Take every line where the string "NUMPAD" appears and copy it.

□ □ □ □ □ □ □

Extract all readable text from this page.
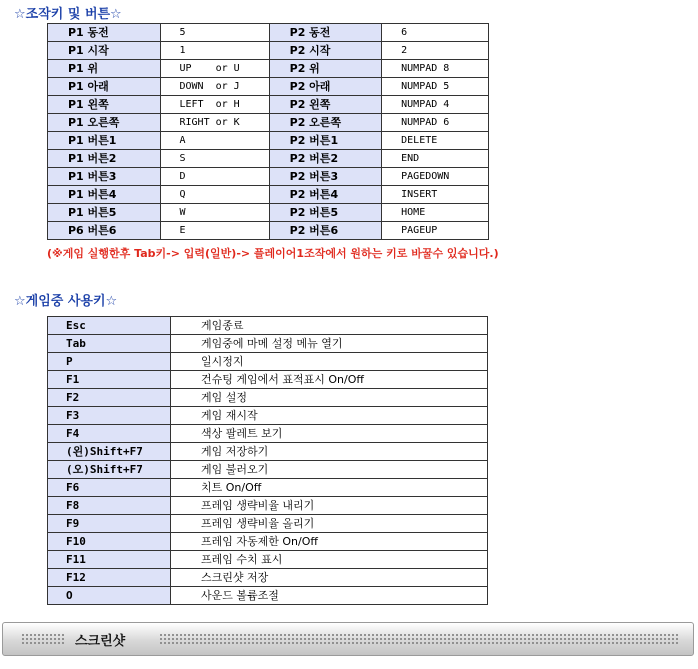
☆조작키 및 버튼☆
P1 동전	5	P2 동전	6
P1 시작	1	P2 시작	2
P1 위	UP    or U	P2 위	NUMPAD 8
P1 아래	DOWN  or J	P2 아래	NUMPAD 5
P1 왼쪽	LEFT  or H	P2 왼쪽	NUMPAD 4
P1 오른쪽	RIGHT or K	P2 오른쪽	NUMPAD 6
P1 버튼1	A	P2 버튼1	DELETE
P1 버튼2	S	P2 버튼2	END
P1 버튼3	D	P2 버튼3	PAGEDOWN
P1 버튼4	Q	P2 버튼4	INSERT
P1 버튼5	W	P2 버튼5	HOME
P6 버튼6	E	P2 버튼6	PAGEUP
(※게임 실행한후 Tab키-> 입력(일반)-> 플레이어1조작에서 원하는 키로 바꿀수 있습니다.)
☆게임중 사용키☆
Esc	게임종료
Tab	게임중에 마메 설정 메뉴 열기
P	일시정지
F1	건슈팅 게임에서 표적표시 On/Off
F2	게임 설정
F3	게임 재시작
F4	색상 팔레트 보기
(왼)Shift+F7	게임 저장하기
(오)Shift+F7	게임 불러오기
F6	치트 On/Off
F8	프레임 생략비율 내리기
F9	프레임 생략비율 올리기
F10	프레임 자동제한 On/Off
F11	프레임 수치 표시
F12	스크린샷 저장
O	사운드 볼륨조절
스크린샷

□ □ □ □ □ □ □

_Result for this task_
P1 위	UP    or U	P2 위	NUMPAD 8
P1 아래	DOWN  or J	P2 아래	NUMPAD 5
P1 왼쪽	LEFT  or H	P2 왼쪽	NUMPAD 4
P1 오른쪽	RIGHT or K	P2 오른쪽	NUMPAD 6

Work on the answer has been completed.